● WHAT IS BEING ASKED
Copy out all of the material, matching it word for word.

● RECORDS FOR THE TASK
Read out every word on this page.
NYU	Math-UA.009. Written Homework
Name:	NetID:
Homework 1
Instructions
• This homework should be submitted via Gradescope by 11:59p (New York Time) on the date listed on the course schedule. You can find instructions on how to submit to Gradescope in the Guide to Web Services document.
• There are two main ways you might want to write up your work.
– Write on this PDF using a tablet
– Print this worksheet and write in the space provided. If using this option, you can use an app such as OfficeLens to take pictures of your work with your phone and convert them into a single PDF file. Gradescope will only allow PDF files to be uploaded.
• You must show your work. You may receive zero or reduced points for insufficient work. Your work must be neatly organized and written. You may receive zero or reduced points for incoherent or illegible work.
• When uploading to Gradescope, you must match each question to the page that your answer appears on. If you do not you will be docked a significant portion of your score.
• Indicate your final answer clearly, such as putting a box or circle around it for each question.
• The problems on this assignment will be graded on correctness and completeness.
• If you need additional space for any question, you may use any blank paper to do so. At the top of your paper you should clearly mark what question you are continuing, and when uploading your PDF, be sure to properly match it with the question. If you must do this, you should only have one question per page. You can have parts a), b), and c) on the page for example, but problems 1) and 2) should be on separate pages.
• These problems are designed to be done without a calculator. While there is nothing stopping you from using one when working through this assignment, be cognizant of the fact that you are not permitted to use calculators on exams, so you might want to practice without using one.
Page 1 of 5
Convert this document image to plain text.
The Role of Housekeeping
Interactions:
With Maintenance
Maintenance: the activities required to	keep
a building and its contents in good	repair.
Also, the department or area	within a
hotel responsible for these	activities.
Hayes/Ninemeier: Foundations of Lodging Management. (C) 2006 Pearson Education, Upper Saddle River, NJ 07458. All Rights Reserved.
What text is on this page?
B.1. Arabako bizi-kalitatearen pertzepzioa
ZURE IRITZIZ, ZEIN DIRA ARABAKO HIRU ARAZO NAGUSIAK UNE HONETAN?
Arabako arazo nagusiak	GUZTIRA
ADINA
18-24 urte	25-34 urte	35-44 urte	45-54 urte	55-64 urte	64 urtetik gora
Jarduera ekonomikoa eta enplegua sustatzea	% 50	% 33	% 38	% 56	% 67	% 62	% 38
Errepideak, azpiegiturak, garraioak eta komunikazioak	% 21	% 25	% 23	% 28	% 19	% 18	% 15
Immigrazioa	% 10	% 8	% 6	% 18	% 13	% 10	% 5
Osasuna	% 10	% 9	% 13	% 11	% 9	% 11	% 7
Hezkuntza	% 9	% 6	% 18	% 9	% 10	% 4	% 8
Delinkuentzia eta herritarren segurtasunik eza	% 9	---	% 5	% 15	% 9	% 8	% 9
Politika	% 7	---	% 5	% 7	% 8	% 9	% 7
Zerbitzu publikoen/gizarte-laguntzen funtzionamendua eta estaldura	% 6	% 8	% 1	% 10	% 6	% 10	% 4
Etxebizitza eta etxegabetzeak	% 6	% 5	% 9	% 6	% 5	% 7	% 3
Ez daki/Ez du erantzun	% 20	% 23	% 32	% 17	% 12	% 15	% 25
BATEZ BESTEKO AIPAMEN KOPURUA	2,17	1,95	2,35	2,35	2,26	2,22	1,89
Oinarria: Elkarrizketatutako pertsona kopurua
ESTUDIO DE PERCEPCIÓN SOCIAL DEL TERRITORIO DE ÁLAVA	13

● WRITTEN ANSWER
Read out every word on this page.
NYU	Math-UA.009. Written Homework
Name:	NetID:
Homework 1
Instructions
• This homework should be submitted via Gradescope by 11:59p (New York Time) on the date listed on the course schedule. You can find instructions on how to submit to Gradescope in the Guide to Web Services document.
• There are two main ways you might want to write up your work.
– Write on this PDF using a tablet
– Print this worksheet and write in the space provided. If using this option, you can use an app such as OfficeLens to take pictures of your work with your phone and convert them into a single PDF file. Gradescope will only allow PDF files to be uploaded.
• You must show your work. You may receive zero or reduced points for insufficient work. Your work must be neatly organized and written. You may receive zero or reduced points for incoherent or illegible work.
• When uploading to Gradescope, you must match each question to the page that your answer appears on. If you do not you will be docked a significant portion of your score.
• Indicate your final answer clearly, such as putting a box or circle around it for each question.
• The problems on this assignment will be graded on correctness and completeness.
• If you need additional space for any question, you may use any blank paper to do so. At the top of your paper you should clearly mark what question you are continuing, and when uploading your PDF, be sure to properly match it with the question. If you must do this, you should only have one question per page. You can have parts a), b), and c) on the page for example, but problems 1) and 2) should be on separate pages.
• These problems are designed to be done without a calculator. While there is nothing stopping you from using one when working through this assignment, be cognizant of the fact that you are not permitted to use calculators on exams, so you might want to practice without using one.
Page 1 of 5
Convert this document image to plain text.
The Role of Housekeeping
Interactions:
With Maintenance
Maintenance: the activities required to	keep
a building and its contents in good	repair.
Also, the department or area	within a
hotel responsible for these	activities.
Hayes/Ninemeier: Foundations of Lodging Management. (C) 2006 Pearson Education, Upper Saddle River, NJ 07458. All Rights Reserved.
What text is on this page?
B.1. Arabako bizi-kalitatearen pertzepzioa
ZURE IRITZIZ, ZEIN DIRA ARABAKO HIRU ARAZO NAGUSIAK UNE HONETAN?
Arabako arazo nagusiak	GUZTIRA
ADINA
18-24 urte	25-34 urte	35-44 urte	45-54 urte	55-64 urte	64 urtetik gora
Jarduera ekonomikoa eta enplegua sustatzea	% 50	% 33	% 38	% 56	% 67	% 62	% 38
Errepideak, azpiegiturak, garraioak eta komunikazioak	% 21	% 25	% 23	% 28	% 19	% 18	% 15
Immigrazioa	% 10	% 8	% 6	% 18	% 13	% 10	% 5
Osasuna	% 10	% 9	% 13	% 11	% 9	% 11	% 7
Hezkuntza	% 9	% 6	% 18	% 9	% 10	% 4	% 8
Delinkuentzia eta herritarren segurtasunik eza	% 9	---	% 5	% 15	% 9	% 8	% 9
Politika	% 7	---	% 5	% 7	% 8	% 9	% 7
Zerbitzu publikoen/gizarte-laguntzen funtzionamendua eta estaldura	% 6	% 8	% 1	% 10	% 6	% 10	% 4
Etxebizitza eta etxegabetzeak	% 6	% 5	% 9	% 6	% 5	% 7	% 3
Ez daki/Ez du erantzun	% 20	% 23	% 32	% 17	% 12	% 15	% 25
BATEZ BESTEKO AIPAMEN KOPURUA	2,17	1,95	2,35	2,35	2,26	2,22	1,89
Oinarria: Elkarrizketatutako pertsona kopurua
ESTUDIO DE PERCEPCIÓN SOCIAL DEL TERRITORIO DE ÁLAVA	13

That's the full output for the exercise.